Instruction:
Write out every single entry exactly.

Task data:
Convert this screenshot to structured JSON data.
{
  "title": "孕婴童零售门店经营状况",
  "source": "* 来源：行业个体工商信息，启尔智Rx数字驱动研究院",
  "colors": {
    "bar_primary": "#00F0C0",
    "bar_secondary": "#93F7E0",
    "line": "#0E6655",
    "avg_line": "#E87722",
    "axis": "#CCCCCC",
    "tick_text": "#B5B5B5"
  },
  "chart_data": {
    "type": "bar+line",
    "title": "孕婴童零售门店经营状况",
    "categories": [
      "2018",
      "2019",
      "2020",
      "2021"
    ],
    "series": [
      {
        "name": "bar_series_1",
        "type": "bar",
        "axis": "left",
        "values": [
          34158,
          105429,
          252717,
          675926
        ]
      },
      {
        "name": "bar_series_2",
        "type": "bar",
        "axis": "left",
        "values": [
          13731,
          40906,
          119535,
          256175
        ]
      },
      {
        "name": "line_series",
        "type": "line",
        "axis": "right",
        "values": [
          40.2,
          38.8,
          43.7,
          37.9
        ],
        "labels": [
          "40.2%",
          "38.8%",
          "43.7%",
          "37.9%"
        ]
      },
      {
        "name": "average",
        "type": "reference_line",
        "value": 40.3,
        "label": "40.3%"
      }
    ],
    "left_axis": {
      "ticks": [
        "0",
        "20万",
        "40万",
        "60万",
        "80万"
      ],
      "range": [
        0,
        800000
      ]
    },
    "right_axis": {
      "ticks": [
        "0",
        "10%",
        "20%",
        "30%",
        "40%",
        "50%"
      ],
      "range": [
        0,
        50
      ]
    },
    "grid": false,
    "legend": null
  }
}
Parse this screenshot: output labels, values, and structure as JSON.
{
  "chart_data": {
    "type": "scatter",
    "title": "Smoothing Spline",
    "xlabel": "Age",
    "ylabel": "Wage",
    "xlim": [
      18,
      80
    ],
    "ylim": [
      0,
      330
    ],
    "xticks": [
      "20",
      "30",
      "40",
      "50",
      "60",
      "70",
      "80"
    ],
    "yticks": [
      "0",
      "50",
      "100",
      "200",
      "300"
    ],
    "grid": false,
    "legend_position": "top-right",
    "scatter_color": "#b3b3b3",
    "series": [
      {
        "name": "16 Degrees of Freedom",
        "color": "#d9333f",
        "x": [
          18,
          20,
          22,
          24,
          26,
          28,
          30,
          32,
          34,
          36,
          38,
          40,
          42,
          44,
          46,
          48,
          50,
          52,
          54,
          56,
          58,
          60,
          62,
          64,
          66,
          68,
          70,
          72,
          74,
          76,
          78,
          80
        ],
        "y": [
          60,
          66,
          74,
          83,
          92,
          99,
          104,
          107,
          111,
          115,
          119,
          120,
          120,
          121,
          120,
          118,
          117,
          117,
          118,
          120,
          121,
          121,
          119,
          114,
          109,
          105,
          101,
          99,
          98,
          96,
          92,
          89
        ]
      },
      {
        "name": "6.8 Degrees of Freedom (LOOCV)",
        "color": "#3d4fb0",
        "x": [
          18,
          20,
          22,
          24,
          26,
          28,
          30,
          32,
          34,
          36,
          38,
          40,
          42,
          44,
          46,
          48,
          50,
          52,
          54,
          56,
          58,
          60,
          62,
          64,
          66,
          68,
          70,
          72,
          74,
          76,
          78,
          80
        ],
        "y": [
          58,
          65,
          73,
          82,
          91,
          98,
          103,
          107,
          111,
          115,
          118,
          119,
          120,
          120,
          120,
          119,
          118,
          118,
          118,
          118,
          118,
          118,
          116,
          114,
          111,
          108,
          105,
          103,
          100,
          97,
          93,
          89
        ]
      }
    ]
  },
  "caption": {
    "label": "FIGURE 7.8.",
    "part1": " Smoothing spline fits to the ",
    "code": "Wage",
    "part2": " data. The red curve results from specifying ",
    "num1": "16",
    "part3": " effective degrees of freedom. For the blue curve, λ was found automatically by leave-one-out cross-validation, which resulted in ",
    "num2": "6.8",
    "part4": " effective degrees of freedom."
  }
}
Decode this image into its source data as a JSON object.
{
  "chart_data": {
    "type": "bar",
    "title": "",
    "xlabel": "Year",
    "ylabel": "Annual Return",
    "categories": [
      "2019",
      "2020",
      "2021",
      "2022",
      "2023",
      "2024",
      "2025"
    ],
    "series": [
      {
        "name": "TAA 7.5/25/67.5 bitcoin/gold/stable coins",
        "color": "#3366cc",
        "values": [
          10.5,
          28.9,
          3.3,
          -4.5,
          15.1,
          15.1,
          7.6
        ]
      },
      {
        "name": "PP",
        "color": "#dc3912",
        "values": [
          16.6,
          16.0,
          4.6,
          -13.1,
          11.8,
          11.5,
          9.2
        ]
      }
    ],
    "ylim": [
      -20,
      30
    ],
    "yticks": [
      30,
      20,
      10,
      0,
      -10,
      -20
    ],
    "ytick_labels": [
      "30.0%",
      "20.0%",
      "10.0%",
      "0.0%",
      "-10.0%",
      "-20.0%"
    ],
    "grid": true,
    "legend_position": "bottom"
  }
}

Full output:
Convert this screenshot to structured JSON data.
{
  "title": "孕婴童零售门店经营状况",
  "source": "* 来源：行业个体工商信息，启尔智Rx数字驱动研究院",
  "colors": {
    "bar_primary": "#00F0C0",
    "bar_secondary": "#93F7E0",
    "line": "#0E6655",
    "avg_line": "#E87722",
    "axis": "#CCCCCC",
    "tick_text": "#B5B5B5"
  },
  "chart_data": {
    "type": "bar+line",
    "title": "孕婴童零售门店经营状况",
    "categories": [
      "2018",
      "2019",
      "2020",
      "2021"
    ],
    "series": [
      {
        "name": "bar_series_1",
        "type": "bar",
        "axis": "left",
        "values": [
          34158,
          105429,
          252717,
          675926
        ]
      },
      {
        "name": "bar_series_2",
        "type": "bar",
        "axis": "left",
        "values": [
          13731,
          40906,
          119535,
          256175
        ]
      },
      {
        "name": "line_series",
        "type": "line",
        "axis": "right",
        "values": [
          40.2,
          38.8,
          43.7,
          37.9
        ],
        "labels": [
          "40.2%",
          "38.8%",
          "43.7%",
          "37.9%"
        ]
      },
      {
        "name": "average",
        "type": "reference_line",
        "value": 40.3,
        "label": "40.3%"
      }
    ],
    "left_axis": {
      "ticks": [
        "0",
        "20万",
        "40万",
        "60万",
        "80万"
      ],
      "range": [
        0,
        800000
      ]
    },
    "right_axis": {
      "ticks": [
        "0",
        "10%",
        "20%",
        "30%",
        "40%",
        "50%"
      ],
      "range": [
        0,
        50
      ]
    },
    "grid": false,
    "legend": null
  }
}
Parse this screenshot: output labels, values, and structure as JSON.
{
  "chart_data": {
    "type": "scatter",
    "title": "Smoothing Spline",
    "xlabel": "Age",
    "ylabel": "Wage",
    "xlim": [
      18,
      80
    ],
    "ylim": [
      0,
      330
    ],
    "xticks": [
      "20",
      "30",
      "40",
      "50",
      "60",
      "70",
      "80"
    ],
    "yticks": [
      "0",
      "50",
      "100",
      "200",
      "300"
    ],
    "grid": false,
    "legend_position": "top-right",
    "scatter_color": "#b3b3b3",
    "series": [
      {
        "name": "16 Degrees of Freedom",
        "color": "#d9333f",
        "x": [
          18,
          20,
          22,
          24,
          26,
          28,
          30,
          32,
          34,
          36,
          38,
          40,
          42,
          44,
          46,
          48,
          50,
          52,
          54,
          56,
          58,
          60,
          62,
          64,
          66,
          68,
          70,
          72,
          74,
          76,
          78,
          80
        ],
        "y": [
          60,
          66,
          74,
          83,
          92,
          99,
          104,
          107,
          111,
          115,
          119,
          120,
          120,
          121,
          120,
          118,
          117,
          117,
          118,
          120,
          121,
          121,
          119,
          114,
          109,
          105,
          101,
          99,
          98,
          96,
          92,
          89
        ]
      },
      {
        "name": "6.8 Degrees of Freedom (LOOCV)",
        "color": "#3d4fb0",
        "x": [
          18,
          20,
          22,
          24,
          26,
          28,
          30,
          32,
          34,
          36,
          38,
          40,
          42,
          44,
          46,
          48,
          50,
          52,
          54,
          56,
          58,
          60,
          62,
          64,
          66,
          68,
          70,
          72,
          74,
          76,
          78,
          80
        ],
        "y": [
          58,
          65,
          73,
          82,
          91,
          98,
          103,
          107,
          111,
          115,
          118,
          119,
          120,
          120,
          120,
          119,
          118,
          118,
          118,
          118,
          118,
          118,
          116,
          114,
          111,
          108,
          105,
          103,
          100,
          97,
          93,
          89
        ]
      }
    ]
  },
  "caption": {
    "label": "FIGURE 7.8.",
    "part1": " Smoothing spline fits to the ",
    "code": "Wage",
    "part2": " data. The red curve results from specifying ",
    "num1": "16",
    "part3": " effective degrees of freedom. For the blue curve, λ was found automatically by leave-one-out cross-validation, which resulted in ",
    "num2": "6.8",
    "part4": " effective degrees of freedom."
  }
}
Decode this image into its source data as a JSON object.
{
  "chart_data": {
    "type": "bar",
    "title": "",
    "xlabel": "Year",
    "ylabel": "Annual Return",
    "categories": [
      "2019",
      "2020",
      "2021",
      "2022",
      "2023",
      "2024",
      "2025"
    ],
    "series": [
      {
        "name": "TAA 7.5/25/67.5 bitcoin/gold/stable coins",
        "color": "#3366cc",
        "values": [
          10.5,
          28.9,
          3.3,
          -4.5,
          15.1,
          15.1,
          7.6
        ]
      },
      {
        "name": "PP",
        "color": "#dc3912",
        "values": [
          16.6,
          16.0,
          4.6,
          -13.1,
          11.8,
          11.5,
          9.2
        ]
      }
    ],
    "ylim": [
      -20,
      30
    ],
    "yticks": [
      30,
      20,
      10,
      0,
      -10,
      -20
    ],
    "ytick_labels": [
      "30.0%",
      "20.0%",
      "10.0%",
      "0.0%",
      "-10.0%",
      "-20.0%"
    ],
    "grid": true,
    "legend_position": "bottom"
  }
}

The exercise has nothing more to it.